(A block of data)
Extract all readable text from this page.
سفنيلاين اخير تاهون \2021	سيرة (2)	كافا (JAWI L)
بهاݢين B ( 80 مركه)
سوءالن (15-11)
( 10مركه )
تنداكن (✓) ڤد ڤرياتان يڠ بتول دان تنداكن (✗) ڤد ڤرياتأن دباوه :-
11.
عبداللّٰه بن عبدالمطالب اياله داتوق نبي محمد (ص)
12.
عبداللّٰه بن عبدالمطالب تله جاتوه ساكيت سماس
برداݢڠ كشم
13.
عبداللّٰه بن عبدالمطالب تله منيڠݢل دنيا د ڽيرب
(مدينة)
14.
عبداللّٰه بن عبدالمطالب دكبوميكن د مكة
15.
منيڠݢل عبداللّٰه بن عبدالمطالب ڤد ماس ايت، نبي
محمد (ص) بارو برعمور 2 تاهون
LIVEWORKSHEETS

■ Task objective: Select every line in the records above that contains the word "عبدالل".

■ Exercise result:
عبداللّٰه بن عبدالمطالب اياله داتوق نبي محمد (ص)
عبداللّٰه بن عبدالمطالب تله جاتوه ساكيت سماس
عبداللّٰه بن عبدالمطالب تله منيڠݢل دنيا د ڽيرب
عبداللّٰه بن عبدالمطالب دكبوميكن د مكة
منيڠݢل عبداللّٰه بن عبدالمطالب ڤد ماس ايت، نبي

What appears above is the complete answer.